> [OBJECTIVE] Which lines include the word "legend"? Copy each of them.

> [DATA FOR PROCESSING]
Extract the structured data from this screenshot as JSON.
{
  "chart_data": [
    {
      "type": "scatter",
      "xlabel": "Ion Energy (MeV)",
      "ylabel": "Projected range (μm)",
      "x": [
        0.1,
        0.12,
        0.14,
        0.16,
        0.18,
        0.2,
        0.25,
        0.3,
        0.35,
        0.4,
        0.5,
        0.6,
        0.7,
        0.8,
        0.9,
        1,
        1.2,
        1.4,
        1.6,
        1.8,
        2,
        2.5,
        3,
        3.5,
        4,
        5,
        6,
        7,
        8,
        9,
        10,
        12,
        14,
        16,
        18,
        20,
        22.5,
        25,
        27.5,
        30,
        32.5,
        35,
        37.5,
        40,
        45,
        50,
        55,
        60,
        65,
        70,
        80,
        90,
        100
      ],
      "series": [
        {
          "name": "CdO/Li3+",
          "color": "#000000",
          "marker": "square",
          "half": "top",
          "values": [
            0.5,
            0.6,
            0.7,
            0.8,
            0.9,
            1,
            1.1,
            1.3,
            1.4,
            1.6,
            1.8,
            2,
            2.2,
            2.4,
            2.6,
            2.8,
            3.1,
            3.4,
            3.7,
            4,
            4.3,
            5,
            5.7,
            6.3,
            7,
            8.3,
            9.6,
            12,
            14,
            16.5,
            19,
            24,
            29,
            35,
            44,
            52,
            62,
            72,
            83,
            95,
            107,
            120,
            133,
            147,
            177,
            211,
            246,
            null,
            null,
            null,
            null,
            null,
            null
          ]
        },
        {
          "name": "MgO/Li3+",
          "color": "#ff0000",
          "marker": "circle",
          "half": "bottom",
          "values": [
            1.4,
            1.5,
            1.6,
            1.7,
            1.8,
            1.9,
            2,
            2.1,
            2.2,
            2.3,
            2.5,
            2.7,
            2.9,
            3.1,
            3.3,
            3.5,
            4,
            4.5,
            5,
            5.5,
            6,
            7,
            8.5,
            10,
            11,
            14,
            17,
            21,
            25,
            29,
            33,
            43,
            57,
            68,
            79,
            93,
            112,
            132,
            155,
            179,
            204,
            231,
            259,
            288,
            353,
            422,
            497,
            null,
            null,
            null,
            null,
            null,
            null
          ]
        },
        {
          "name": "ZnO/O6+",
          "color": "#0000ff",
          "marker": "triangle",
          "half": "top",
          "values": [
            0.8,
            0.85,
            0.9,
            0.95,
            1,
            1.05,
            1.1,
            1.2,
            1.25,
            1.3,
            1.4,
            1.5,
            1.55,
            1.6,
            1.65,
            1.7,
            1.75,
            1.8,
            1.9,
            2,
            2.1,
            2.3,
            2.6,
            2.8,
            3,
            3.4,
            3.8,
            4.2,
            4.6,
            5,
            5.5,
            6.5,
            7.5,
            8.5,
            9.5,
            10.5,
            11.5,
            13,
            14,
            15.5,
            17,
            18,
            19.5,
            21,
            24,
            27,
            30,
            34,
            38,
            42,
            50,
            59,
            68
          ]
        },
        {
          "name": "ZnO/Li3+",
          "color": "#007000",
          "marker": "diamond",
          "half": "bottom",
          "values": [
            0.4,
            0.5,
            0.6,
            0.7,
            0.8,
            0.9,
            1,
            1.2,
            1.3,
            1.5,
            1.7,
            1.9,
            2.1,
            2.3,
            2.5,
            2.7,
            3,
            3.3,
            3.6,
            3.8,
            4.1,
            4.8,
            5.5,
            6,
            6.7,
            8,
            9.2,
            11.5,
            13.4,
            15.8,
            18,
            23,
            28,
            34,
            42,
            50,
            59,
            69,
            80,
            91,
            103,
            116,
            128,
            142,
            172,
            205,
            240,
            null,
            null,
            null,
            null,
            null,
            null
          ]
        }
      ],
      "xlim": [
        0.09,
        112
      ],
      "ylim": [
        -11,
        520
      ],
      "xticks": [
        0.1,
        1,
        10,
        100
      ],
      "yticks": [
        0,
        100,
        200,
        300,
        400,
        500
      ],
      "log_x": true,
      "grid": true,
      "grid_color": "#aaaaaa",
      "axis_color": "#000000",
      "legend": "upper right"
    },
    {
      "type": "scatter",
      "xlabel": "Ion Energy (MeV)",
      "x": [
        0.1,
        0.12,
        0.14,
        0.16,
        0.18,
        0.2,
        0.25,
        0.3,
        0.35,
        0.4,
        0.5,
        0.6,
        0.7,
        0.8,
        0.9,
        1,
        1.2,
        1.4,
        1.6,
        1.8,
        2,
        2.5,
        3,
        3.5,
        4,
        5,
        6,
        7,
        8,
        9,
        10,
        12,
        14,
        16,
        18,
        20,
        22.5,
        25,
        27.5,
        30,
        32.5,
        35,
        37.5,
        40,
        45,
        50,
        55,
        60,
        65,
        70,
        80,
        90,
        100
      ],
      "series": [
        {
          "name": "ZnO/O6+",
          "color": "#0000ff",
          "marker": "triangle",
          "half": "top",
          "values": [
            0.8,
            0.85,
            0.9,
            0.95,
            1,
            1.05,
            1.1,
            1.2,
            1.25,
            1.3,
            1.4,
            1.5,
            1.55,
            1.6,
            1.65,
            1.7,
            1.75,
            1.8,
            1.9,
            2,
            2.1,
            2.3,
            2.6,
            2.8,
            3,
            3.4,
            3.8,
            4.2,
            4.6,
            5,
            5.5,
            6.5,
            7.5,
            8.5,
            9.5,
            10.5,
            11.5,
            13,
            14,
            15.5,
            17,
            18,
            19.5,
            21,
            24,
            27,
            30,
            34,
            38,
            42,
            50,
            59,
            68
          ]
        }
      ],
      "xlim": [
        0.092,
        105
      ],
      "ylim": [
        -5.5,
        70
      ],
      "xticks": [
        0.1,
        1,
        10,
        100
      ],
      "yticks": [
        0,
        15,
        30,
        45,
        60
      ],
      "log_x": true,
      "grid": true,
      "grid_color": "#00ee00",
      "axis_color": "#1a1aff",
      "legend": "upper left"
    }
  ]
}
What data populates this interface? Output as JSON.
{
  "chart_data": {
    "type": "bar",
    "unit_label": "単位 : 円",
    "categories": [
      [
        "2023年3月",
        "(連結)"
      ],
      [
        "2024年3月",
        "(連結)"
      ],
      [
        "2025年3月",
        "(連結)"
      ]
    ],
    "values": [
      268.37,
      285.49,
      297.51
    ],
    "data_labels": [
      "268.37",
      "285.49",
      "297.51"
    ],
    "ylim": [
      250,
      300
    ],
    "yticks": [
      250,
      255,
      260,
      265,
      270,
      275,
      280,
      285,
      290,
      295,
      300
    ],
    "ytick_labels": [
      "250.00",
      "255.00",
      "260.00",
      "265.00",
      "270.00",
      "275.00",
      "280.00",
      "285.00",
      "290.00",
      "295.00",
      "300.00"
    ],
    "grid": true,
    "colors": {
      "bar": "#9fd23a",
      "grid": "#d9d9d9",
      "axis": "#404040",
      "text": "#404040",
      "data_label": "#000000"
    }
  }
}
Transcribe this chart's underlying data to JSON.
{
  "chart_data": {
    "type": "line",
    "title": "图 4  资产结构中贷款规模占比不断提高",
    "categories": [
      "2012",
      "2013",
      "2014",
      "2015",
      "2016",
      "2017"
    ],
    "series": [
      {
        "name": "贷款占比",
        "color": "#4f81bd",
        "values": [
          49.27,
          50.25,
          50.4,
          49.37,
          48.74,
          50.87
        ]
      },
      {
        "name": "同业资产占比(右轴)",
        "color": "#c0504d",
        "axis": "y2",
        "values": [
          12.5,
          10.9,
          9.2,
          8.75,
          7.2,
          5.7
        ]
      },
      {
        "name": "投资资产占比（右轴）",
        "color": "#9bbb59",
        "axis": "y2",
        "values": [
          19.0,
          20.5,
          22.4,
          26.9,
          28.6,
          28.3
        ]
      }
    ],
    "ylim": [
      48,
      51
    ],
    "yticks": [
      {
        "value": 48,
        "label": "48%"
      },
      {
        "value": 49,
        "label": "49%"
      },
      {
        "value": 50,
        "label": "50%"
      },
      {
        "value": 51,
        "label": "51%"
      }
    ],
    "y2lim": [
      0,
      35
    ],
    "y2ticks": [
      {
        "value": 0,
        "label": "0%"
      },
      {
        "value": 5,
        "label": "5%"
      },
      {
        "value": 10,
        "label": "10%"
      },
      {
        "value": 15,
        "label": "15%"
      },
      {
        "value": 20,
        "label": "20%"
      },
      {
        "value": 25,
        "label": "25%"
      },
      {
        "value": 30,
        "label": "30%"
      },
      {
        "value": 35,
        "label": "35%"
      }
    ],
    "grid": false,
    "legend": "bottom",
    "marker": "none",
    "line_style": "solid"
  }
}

> [ANSWER TO THIS EXERCISE]
      "legend": "upper right"
      "legend": "upper left"
    "legend": "bottom",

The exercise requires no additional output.